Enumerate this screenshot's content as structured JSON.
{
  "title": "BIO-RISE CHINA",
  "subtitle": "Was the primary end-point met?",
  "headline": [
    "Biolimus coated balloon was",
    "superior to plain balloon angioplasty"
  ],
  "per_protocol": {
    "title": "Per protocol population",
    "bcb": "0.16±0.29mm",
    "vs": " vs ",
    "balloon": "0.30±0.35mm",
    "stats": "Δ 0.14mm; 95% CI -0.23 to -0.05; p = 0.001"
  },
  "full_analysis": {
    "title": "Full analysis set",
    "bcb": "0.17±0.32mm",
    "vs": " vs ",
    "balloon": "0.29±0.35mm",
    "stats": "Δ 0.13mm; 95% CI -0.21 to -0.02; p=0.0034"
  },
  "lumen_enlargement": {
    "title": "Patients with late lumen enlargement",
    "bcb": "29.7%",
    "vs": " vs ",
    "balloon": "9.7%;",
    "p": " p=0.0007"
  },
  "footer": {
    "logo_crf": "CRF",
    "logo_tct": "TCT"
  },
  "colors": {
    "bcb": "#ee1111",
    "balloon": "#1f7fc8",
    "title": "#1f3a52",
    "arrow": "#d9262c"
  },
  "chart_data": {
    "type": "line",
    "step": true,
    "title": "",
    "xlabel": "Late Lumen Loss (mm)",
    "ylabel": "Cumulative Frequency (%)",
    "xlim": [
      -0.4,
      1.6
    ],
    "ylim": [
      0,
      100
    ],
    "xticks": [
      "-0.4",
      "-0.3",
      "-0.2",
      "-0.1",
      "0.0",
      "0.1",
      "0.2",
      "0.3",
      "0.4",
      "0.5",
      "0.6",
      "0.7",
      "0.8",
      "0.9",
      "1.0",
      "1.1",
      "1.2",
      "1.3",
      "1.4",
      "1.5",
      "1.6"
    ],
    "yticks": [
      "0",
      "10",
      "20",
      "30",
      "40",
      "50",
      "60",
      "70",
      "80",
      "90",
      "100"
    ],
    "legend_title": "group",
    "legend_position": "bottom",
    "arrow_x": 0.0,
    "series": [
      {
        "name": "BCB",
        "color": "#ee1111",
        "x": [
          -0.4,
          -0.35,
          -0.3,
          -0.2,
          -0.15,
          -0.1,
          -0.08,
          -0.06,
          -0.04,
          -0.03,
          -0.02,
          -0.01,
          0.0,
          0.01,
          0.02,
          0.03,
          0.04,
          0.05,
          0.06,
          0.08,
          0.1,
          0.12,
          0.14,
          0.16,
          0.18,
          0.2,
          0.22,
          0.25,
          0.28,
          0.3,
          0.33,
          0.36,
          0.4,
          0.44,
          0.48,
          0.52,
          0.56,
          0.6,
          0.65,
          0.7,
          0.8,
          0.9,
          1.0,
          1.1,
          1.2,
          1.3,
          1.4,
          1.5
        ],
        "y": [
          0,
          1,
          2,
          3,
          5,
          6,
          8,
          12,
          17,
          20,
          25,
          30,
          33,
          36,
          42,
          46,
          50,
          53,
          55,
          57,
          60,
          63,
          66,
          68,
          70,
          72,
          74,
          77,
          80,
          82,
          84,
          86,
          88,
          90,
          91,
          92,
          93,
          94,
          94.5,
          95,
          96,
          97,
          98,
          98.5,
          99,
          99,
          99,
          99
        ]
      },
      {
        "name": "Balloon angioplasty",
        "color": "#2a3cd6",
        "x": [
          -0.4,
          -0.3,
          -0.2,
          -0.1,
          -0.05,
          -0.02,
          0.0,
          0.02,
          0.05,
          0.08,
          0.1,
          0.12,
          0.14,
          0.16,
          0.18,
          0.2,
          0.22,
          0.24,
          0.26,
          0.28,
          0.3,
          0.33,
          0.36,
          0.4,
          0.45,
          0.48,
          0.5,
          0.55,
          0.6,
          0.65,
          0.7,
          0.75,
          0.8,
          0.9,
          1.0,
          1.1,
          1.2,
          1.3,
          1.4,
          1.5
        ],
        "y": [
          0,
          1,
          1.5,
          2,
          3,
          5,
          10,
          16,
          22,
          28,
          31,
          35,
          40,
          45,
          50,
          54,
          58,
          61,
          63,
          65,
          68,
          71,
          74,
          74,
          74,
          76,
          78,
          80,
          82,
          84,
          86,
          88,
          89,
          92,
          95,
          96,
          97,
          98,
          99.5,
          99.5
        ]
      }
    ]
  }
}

__________________________________________________

▸ **Work required**:
All entries above should be duplicated exactly, none omitted.

▸ **Exercise result**:
Enumerate this screenshot's content as structured JSON.
{
  "title": "BIO-RISE CHINA",
  "subtitle": "Was the primary end-point met?",
  "headline": [
    "Biolimus coated balloon was",
    "superior to plain balloon angioplasty"
  ],
  "per_protocol": {
    "title": "Per protocol population",
    "bcb": "0.16±0.29mm",
    "vs": " vs ",
    "balloon": "0.30±0.35mm",
    "stats": "Δ 0.14mm; 95% CI -0.23 to -0.05; p = 0.001"
  },
  "full_analysis": {
    "title": "Full analysis set",
    "bcb": "0.17±0.32mm",
    "vs": " vs ",
    "balloon": "0.29±0.35mm",
    "stats": "Δ 0.13mm; 95% CI -0.21 to -0.02; p=0.0034"
  },
  "lumen_enlargement": {
    "title": "Patients with late lumen enlargement",
    "bcb": "29.7%",
    "vs": " vs ",
    "balloon": "9.7%;",
    "p": " p=0.0007"
  },
  "footer": {
    "logo_crf": "CRF",
    "logo_tct": "TCT"
  },
  "colors": {
    "bcb": "#ee1111",
    "balloon": "#1f7fc8",
    "title": "#1f3a52",
    "arrow": "#d9262c"
  },
  "chart_data": {
    "type": "line",
    "step": true,
    "title": "",
    "xlabel": "Late Lumen Loss (mm)",
    "ylabel": "Cumulative Frequency (%)",
    "xlim": [
      -0.4,
      1.6
    ],
    "ylim": [
      0,
      100
    ],
    "xticks": [
      "-0.4",
      "-0.3",
      "-0.2",
      "-0.1",
      "0.0",
      "0.1",
      "0.2",
      "0.3",
      "0.4",
      "0.5",
      "0.6",
      "0.7",
      "0.8",
      "0.9",
      "1.0",
      "1.1",
      "1.2",
      "1.3",
      "1.4",
      "1.5",
      "1.6"
    ],
    "yticks": [
      "0",
      "10",
      "20",
      "30",
      "40",
      "50",
      "60",
      "70",
      "80",
      "90",
      "100"
    ],
    "legend_title": "group",
    "legend_position": "bottom",
    "arrow_x": 0.0,
    "series": [
      {
        "name": "BCB",
        "color": "#ee1111",
        "x": [
          -0.4,
          -0.35,
          -0.3,
          -0.2,
          -0.15,
          -0.1,
          -0.08,
          -0.06,
          -0.04,
          -0.03,
          -0.02,
          -0.01,
          0.0,
          0.01,
          0.02,
          0.03,
          0.04,
          0.05,
          0.06,
          0.08,
          0.1,
          0.12,
          0.14,
          0.16,
          0.18,
          0.2,
          0.22,
          0.25,
          0.28,
          0.3,
          0.33,
          0.36,
          0.4,
          0.44,
          0.48,
          0.52,
          0.56,
          0.6,
          0.65,
          0.7,
          0.8,
          0.9,
          1.0,
          1.1,
          1.2,
          1.3,
          1.4,
          1.5
        ],
        "y": [
          0,
          1,
          2,
          3,
          5,
          6,
          8,
          12,
          17,
          20,
          25,
          30,
          33,
          36,
          42,
          46,
          50,
          53,
          55,
          57,
          60,
          63,
          66,
          68,
          70,
          72,
          74,
          77,
          80,
          82,
          84,
          86,
          88,
          90,
          91,
          92,
          93,
          94,
          94.5,
          95,
          96,
          97,
          98,
          98.5,
          99,
          99,
          99,
          99
        ]
      },
      {
        "name": "Balloon angioplasty",
        "color": "#2a3cd6",
        "x": [
          -0.4,
          -0.3,
          -0.2,
          -0.1,
          -0.05,
          -0.02,
          0.0,
          0.02,
          0.05,
          0.08,
          0.1,
          0.12,
          0.14,
          0.16,
          0.18,
          0.2,
          0.22,
          0.24,
          0.26,
          0.28,
          0.3,
          0.33,
          0.36,
          0.4,
          0.45,
          0.48,
          0.5,
          0.55,
          0.6,
          0.65,
          0.7,
          0.75,
          0.8,
          0.9,
          1.0,
          1.1,
          1.2,
          1.3,
          1.4,
          1.5
        ],
        "y": [
          0,
          1,
          1.5,
          2,
          3,
          5,
          10,
          16,
          22,
          28,
          31,
          35,
          40,
          45,
          50,
          54,
          58,
          61,
          63,
          65,
          68,
          71,
          74,
          74,
          74,
          76,
          78,
          80,
          82,
          84,
          86,
          88,
          89,
          92,
          95,
          96,
          97,
          98,
          99.5,
          99.5
        ]
      }
    ]
  }
}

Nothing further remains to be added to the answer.